*PAGE EXTRACT:*
Re: Apache Flink 1.1.4 - Gelly - LocalClusteringCoefficient - Returning values above 1?

Posted by Vasiliki Kalavri <va...@gmail.com>.
Hi Miguel,

I don't think you're doing anything wrong. The NaN values you are getting
are there because of your data. The LCC value is computed as
#number_of_triangles / #number_of_triples, where #number_of_triples is
[n*(n-1)]/2 for a vertex with n neighbors. It looks like there are no
triangles in your graph, and only one vertex has more than one neighbor.

Cheers,
-Vasia.

On 21 January 2017 at 16:46, Miguel Coimbra <mi...@gmail.com>
wrote:

> Hello Vasia and Greg,
>
> Thank you for the feedback!
>
> I am probably misusing the Gelly API in some way, but I thought I could
> run the undirected version after calling getUndirected()?
> While not going into the concept of local clustering coefficients, I
> thought that from a Gelly API point-of-view, both my code and data set were
> properly established.
> However:
> - I believe that the graph was already undirected;
> - I am getting NaN results after executing the algorithm.
>
> This is the code I am using to obtain an (undirected) graph instance upon
> which I call LocalClusteringCoefficient:
>
>
> import org.apache.flink.graph.library.clustering.undirected.
> LocalClusteringCoefficient.Result;
> import org.apache.flink.graph.library.clustering.undirected.

*PROVIDED DATA:*

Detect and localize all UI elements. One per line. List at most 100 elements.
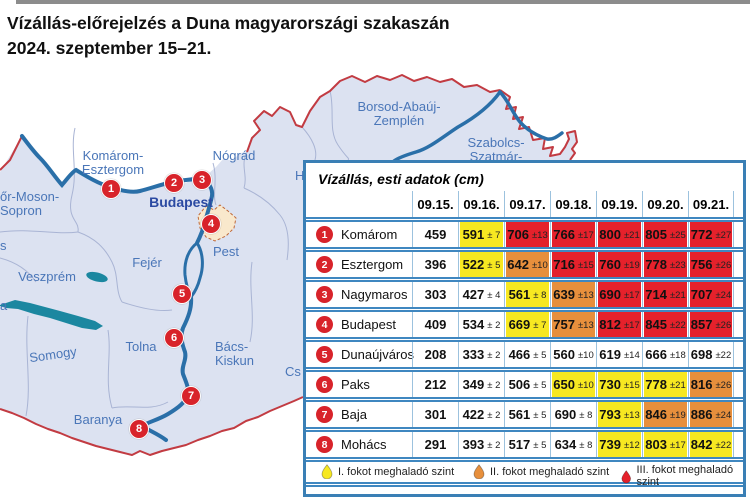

*TO-DO LIST:*
a) In the Gelly clustering coefficient thread, what formula gives the number of triples for a vertex with n neighbors?
b) Resume the Gelly clustering coefficient thread from its last line.

*RESULTS FOR EACH TASK:*
a) The number of triples is [n*(n-1)]/2.

b)
> LocalClusteringCoefficient;
> /** other imports and method definitions **/
>
> // Generate edge tuples from the input file.
> final DataSet<Tuple2<LongValue, LongValue>> edgeTuples =
> env.readCsvFile(inputPath)
>     .fieldDelimiter("\t") // node IDs are separated by spaces
>     .ignoreComments("#")  // comments start with "%"
>     .types(LongValue.class, LongValue.class);
>
> // Generate actual Edge<Long, Double> instances.
> @SuppressWarnings("serial")
> final DataSet<Edge<LongValue, Double>> edges = edgeTuples.map(
>     new MapFunction<Tuple2<LongValue, LongValue>, Edge<LongValue,
> Double>>() {
>         @Override
>         public Edge<LongValue, Double> map(Tuple2<LongValue, LongValue>
> arg0) throws Exception {
>             return new Edge<LongValue, Double>(arg0.f0,  arg0.f1, 1.0d);
>         }
>     });
>
> // Generate the basic graph.
> @SuppressWarnings("serial")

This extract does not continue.